■ Stored records:
- - - -

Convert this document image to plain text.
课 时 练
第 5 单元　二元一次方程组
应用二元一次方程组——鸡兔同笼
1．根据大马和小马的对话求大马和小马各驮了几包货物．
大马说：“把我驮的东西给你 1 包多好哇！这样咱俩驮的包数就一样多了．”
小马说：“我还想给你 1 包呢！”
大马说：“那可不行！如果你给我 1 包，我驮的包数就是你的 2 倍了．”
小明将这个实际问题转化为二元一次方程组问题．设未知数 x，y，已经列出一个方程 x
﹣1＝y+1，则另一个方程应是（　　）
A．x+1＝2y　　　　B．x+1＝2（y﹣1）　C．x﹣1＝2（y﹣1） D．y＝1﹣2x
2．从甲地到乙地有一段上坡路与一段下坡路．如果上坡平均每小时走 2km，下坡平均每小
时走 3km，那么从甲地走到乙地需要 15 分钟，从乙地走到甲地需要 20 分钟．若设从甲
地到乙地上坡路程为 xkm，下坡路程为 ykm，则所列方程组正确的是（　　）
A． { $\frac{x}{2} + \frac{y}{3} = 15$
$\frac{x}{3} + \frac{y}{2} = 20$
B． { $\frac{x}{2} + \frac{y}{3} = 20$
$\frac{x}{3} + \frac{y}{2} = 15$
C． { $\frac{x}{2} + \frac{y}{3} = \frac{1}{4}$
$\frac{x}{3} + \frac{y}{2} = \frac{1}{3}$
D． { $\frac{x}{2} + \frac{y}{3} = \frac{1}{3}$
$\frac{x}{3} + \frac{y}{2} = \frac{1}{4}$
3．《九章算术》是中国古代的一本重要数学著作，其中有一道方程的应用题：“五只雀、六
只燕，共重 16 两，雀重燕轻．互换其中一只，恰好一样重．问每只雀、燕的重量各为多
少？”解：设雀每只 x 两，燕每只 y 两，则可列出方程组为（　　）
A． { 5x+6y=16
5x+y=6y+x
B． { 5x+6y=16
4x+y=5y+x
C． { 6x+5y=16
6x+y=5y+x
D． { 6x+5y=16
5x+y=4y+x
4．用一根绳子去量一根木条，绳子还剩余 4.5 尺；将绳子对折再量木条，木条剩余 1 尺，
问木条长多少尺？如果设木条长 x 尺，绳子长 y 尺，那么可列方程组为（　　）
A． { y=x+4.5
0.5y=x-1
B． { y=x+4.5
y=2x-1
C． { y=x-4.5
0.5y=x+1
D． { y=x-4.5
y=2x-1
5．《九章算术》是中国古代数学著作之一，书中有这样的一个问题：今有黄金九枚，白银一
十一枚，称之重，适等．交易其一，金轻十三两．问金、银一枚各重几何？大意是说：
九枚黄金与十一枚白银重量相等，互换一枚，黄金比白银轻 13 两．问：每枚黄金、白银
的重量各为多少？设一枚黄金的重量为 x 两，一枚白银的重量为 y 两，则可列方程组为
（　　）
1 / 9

- - - -

■ AIM: Look through the data above. Each line containing the word "frac" needs to be copied.

■ EXERCISE OUTPUT:
A． { $\frac{x}{2} + \frac{y}{3} = 15$
$\frac{x}{3} + \frac{y}{2} = 20$
B． { $\frac{x}{2} + \frac{y}{3} = 20$
$\frac{x}{3} + \frac{y}{2} = 15$
C． { $\frac{x}{2} + \frac{y}{3} = \frac{1}{4}$
$\frac{x}{3} + \frac{y}{2} = \frac{1}{3}$
D． { $\frac{x}{2} + \frac{y}{3} = \frac{1}{3}$
$\frac{x}{3} + \frac{y}{2} = \frac{1}{4}$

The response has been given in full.